> **INSTRUCTIONS TO FOLLOW**: From the listing below, pull each line that includes "supply".

[Figure content listings]
%%
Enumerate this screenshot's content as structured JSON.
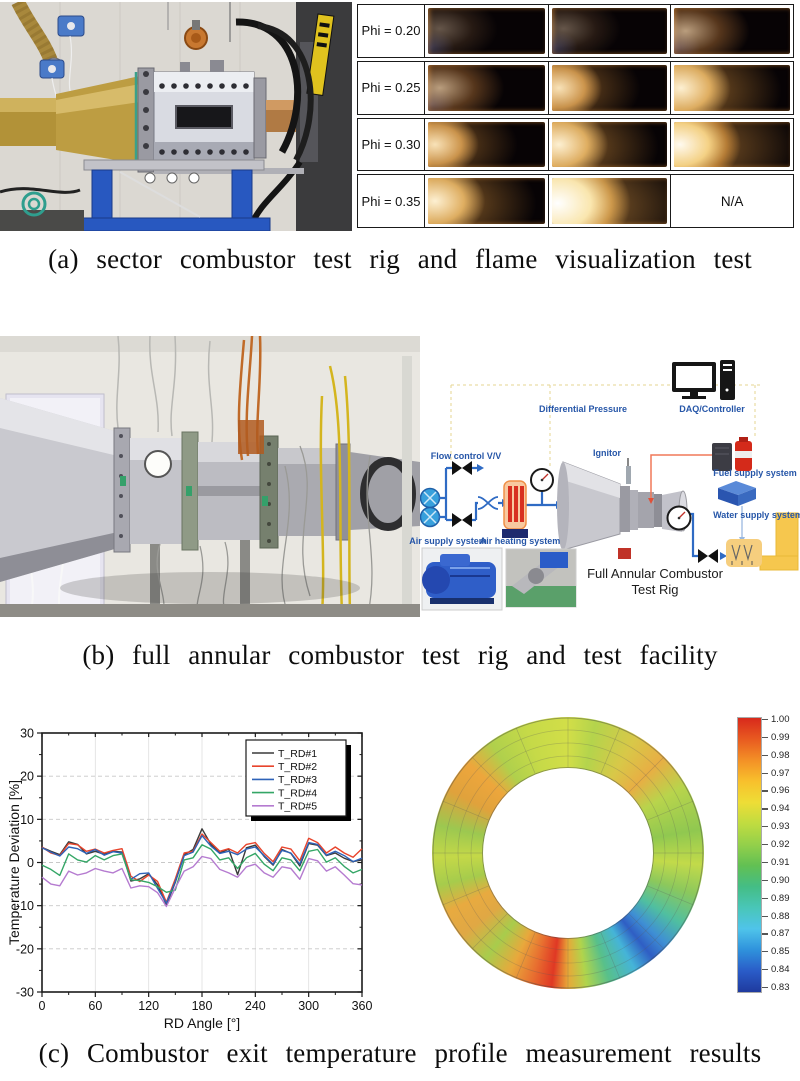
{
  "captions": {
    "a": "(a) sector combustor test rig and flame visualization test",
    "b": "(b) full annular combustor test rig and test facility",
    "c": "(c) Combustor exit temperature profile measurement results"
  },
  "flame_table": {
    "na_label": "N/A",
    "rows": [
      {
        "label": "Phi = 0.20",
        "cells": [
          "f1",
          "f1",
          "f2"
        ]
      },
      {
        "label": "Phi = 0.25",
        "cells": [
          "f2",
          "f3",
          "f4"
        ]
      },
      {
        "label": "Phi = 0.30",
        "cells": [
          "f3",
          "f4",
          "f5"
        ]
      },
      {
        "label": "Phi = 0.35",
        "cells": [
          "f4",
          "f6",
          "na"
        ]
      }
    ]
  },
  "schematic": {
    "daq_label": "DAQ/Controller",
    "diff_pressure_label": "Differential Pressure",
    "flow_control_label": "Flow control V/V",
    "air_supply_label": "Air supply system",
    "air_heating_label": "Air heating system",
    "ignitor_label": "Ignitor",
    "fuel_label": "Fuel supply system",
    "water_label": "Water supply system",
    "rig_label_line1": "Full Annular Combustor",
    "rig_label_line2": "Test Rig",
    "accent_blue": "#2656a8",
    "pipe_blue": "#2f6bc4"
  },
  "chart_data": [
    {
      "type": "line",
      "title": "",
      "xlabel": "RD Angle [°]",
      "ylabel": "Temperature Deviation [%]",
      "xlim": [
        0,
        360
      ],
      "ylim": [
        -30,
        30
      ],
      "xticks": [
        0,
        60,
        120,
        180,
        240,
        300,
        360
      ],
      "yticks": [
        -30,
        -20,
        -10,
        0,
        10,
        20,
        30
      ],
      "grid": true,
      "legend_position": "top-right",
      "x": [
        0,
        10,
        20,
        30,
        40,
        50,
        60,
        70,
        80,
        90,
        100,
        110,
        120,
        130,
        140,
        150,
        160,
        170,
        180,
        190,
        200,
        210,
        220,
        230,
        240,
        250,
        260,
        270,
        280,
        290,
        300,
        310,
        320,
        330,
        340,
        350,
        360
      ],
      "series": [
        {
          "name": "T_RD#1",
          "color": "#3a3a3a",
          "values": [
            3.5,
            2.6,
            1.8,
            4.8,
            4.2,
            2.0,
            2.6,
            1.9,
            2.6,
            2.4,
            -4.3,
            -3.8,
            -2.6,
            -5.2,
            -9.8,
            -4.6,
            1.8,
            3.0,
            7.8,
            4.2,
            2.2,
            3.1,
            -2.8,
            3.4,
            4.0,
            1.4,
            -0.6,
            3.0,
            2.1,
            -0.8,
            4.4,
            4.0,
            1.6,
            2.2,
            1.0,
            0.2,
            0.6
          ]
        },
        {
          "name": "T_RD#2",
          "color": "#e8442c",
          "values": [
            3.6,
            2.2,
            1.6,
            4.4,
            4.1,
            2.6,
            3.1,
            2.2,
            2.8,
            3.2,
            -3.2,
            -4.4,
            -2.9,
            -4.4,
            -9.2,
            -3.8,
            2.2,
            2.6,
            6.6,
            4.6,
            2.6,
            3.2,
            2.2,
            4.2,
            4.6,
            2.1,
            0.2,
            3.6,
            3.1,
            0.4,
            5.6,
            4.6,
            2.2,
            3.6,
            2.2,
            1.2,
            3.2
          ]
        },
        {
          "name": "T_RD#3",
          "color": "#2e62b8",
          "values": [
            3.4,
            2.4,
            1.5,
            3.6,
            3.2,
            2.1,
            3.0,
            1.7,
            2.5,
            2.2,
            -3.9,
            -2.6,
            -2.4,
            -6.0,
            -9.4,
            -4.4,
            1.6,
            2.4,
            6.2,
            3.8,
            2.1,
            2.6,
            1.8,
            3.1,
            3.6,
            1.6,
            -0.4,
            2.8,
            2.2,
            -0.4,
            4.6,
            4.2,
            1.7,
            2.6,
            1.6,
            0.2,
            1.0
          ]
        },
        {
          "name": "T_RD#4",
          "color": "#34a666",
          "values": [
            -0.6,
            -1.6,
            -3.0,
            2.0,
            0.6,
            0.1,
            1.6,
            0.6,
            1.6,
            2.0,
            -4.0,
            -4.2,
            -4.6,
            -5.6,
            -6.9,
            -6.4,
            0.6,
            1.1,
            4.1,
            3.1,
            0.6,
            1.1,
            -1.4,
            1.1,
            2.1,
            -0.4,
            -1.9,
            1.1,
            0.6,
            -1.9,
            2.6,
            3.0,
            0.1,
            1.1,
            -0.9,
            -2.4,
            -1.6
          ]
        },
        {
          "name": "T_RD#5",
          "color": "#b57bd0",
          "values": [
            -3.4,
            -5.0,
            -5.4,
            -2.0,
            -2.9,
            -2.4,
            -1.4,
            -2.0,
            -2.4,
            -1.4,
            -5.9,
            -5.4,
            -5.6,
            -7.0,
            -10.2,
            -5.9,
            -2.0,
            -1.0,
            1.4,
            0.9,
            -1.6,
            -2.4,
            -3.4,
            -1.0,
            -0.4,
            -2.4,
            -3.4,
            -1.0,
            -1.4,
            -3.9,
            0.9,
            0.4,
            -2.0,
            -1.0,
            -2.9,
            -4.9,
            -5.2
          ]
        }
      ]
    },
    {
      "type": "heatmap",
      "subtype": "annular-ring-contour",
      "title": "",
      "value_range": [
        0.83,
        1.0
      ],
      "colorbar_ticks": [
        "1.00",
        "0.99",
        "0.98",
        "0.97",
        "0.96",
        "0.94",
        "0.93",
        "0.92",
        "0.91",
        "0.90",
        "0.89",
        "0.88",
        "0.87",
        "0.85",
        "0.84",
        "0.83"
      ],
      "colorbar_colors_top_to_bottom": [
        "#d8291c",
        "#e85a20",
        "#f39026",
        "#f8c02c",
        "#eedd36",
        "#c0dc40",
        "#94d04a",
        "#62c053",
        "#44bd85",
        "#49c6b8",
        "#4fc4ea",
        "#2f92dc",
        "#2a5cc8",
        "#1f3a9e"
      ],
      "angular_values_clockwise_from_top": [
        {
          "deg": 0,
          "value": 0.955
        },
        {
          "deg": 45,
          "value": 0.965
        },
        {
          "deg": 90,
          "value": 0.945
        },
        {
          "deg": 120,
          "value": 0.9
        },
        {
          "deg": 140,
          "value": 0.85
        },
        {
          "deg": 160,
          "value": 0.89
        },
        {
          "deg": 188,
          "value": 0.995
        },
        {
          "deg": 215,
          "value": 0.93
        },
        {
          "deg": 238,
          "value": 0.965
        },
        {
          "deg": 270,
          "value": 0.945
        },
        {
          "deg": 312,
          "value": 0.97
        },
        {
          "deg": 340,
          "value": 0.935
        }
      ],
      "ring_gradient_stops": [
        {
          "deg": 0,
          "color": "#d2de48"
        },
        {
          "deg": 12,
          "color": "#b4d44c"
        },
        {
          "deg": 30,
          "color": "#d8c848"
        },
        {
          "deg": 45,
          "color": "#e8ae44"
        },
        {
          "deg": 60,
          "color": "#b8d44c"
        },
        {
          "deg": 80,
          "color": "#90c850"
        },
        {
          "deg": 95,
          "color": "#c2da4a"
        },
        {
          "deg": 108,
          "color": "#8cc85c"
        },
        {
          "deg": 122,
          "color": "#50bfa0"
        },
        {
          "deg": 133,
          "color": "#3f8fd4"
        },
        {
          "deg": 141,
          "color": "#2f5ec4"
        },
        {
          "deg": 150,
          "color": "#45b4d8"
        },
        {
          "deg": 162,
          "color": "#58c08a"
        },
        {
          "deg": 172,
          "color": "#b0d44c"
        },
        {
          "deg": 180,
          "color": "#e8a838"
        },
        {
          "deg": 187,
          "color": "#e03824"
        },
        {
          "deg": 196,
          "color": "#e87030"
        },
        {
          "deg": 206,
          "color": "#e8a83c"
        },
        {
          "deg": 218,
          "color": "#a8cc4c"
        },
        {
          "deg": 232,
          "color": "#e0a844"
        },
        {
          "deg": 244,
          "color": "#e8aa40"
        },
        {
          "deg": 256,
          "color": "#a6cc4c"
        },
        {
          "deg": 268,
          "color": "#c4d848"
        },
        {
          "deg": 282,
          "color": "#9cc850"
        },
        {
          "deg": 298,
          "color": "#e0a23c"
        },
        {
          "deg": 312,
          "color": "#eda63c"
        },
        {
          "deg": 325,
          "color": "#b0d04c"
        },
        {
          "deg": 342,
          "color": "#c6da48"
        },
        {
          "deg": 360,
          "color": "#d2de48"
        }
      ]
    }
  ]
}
%%
> **FINISHED EXERCISE**:
    "air_supply_label": "Air supply system",
    "fuel_label": "Fuel supply system",
    "water_label": "Water supply system",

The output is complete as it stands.